Copy the items below verbatim, from the line containing "logout-label: 退出 [611,66,630,76]" up to and including the line containing "site-header: 温州市城市管理委员会办公室 温州市综合行政执法局".
--------------------------------------------------
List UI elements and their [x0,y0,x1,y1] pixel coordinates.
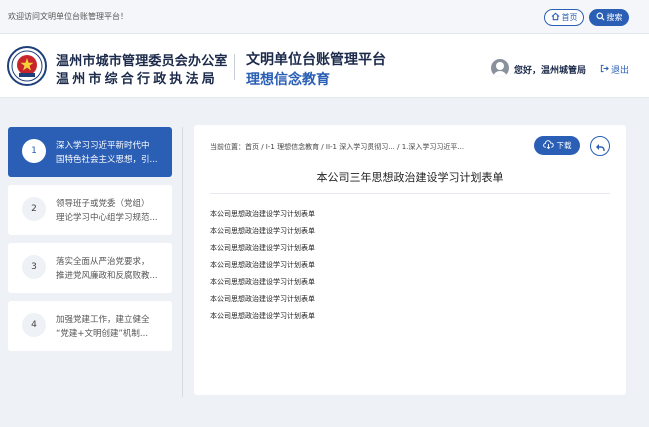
logout-label: 退出 [611,66,630,76]
home-icon [551,12,560,23]
home-label: 首页 [561,13,578,22]
sidebar-item-1[interactable]: 1 深入学习习近平新时代中 国特色社会主义思想，引... [8,127,172,177]
sidebar-item-label: 领导班子或党委（党组） [56,199,150,209]
emblem-logo-icon [7,46,47,86]
panel-divider [182,127,183,397]
search-icon [595,12,605,23]
document-link[interactable]: 本公司思想政治建设学习计划表单 [210,260,315,277]
sidebar-item-label: 深入学习习近平新时代中 [56,141,150,151]
org-name-line1: 温州市城市管理委员会办公室 [56,54,228,69]
download-label: 下载 [556,141,572,150]
welcome-text: 欢迎访问文明单位台账管理平台！ [8,12,128,21]
platform-title: 文明单位台账管理平台 [246,52,386,68]
logout-icon [600,64,609,76]
top-bar: 欢迎访问文明单位台账管理平台！ 首页 搜索 [0,0,649,34]
item-number-badge: 1 [22,139,46,163]
site-header: 温州市城市管理委员会办公室 温州市综合行政执法局 文明单位台账管理平台 理想信念… [0,34,649,98]
sidebar-item-label: “党建+文明创建”机制... [56,329,149,339]
search-label: 搜索 [606,13,623,22]
home-button[interactable]: 首页 [544,9,584,26]
title-divider [210,193,610,194]
sidebar-item-label: 推进党风廉政和反腐败教... [56,271,158,281]
document-link[interactable]: 本公司思想政治建设学习计划表单 [210,294,315,311]
document-link[interactable]: 本公司思想政治建设学习计划表单 [210,243,315,260]
document-link[interactable]: 本公司思想政治建设学习计划表单 [210,311,315,328]
document-link[interactable]: 本公司思想政治建设学习计划表单 [210,209,315,226]
org-name-line2: 温州市综合行政执法局 [56,72,219,87]
cloud-download-icon [542,140,554,151]
search-button[interactable]: 搜索 [589,9,629,26]
header-divider [234,54,235,80]
sidebar-item-4[interactable]: 4 加强党建工作，建立健全 “党建+文明创建”机制... [8,301,172,351]
item-number-badge: 3 [22,255,46,279]
logout-link[interactable]: 退出 [600,63,629,76]
breadcrumb[interactable]: 当前位置：首页 / I-1 理想信念教育 / II-1 深入学习贯彻习... /… [210,142,464,152]
sidebar-item-label: 国特色社会主义思想，引... [56,155,158,165]
content-panel: 当前位置：首页 / I-1 理想信念教育 / II-1 深入学习贯彻习... /… [194,125,626,395]
document-link[interactable]: 本公司思想政治建设学习计划表单 [210,226,315,243]
item-number-badge: 2 [22,197,46,221]
sidebar-item-label: 落实全面从严治党要求， [56,257,150,267]
back-button[interactable] [590,136,610,156]
download-button[interactable]: 下载 [534,136,580,155]
document-list: 本公司思想政治建设学习计划表单 本公司思想政治建设学习计划表单 本公司思想政治建… [210,209,315,328]
document-title: 本公司三年思想政治建设学习计划表单 [316,171,504,184]
sidebar-item-2[interactable]: 2 领导班子或党委（党组） 理论学习中心组学习规范... [8,185,172,235]
sidebar-item-3[interactable]: 3 落实全面从严治党要求， 推进党风廉政和反腐败教... [8,243,172,293]
sidebar-item-label: 加强党建工作，建立健全 [56,315,150,325]
user-avatar-icon[interactable] [491,59,509,77]
item-number-badge: 4 [22,313,46,337]
document-link[interactable]: 本公司思想政治建设学习计划表单 [210,277,315,294]
user-greeting: 您好，温州城管局 [514,66,587,76]
back-arrow-icon [595,137,605,156]
sidebar-item-label: 理论学习中心组学习规范... [56,213,158,223]
section-title: 理想信念教育 [246,72,330,88]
--------------------------------------------------
The output:
logout-label: 退出 [611,66,630,76]
home-icon [551,12,560,23]
home-label: 首页 [561,13,578,22]
sidebar-item-1[interactable]: 1 深入学习习近平新时代中 国特色社会主义思想，引... [8,127,172,177]
sidebar-item-label: 领导班子或党委（党组） [56,199,150,209]
emblem-logo-icon [7,46,47,86]
panel-divider [182,127,183,397]
search-icon [595,12,605,23]
document-link[interactable]: 本公司思想政治建设学习计划表单 [210,260,315,277]
sidebar-item-label: 深入学习习近平新时代中 [56,141,150,151]
org-name-line1: 温州市城市管理委员会办公室 [56,54,228,69]
download-label: 下载 [556,141,572,150]
welcome-text: 欢迎访问文明单位台账管理平台！ [8,12,128,21]
platform-title: 文明单位台账管理平台 [246,52,386,68]
logout-icon [600,64,609,76]
top-bar: 欢迎访问文明单位台账管理平台！ 首页 搜索 [0,0,649,34]
item-number-badge: 1 [22,139,46,163]
site-header: 温州市城市管理委员会办公室 温州市综合行政执法局 文明单位台账管理平台 理想信念… [0,34,649,98]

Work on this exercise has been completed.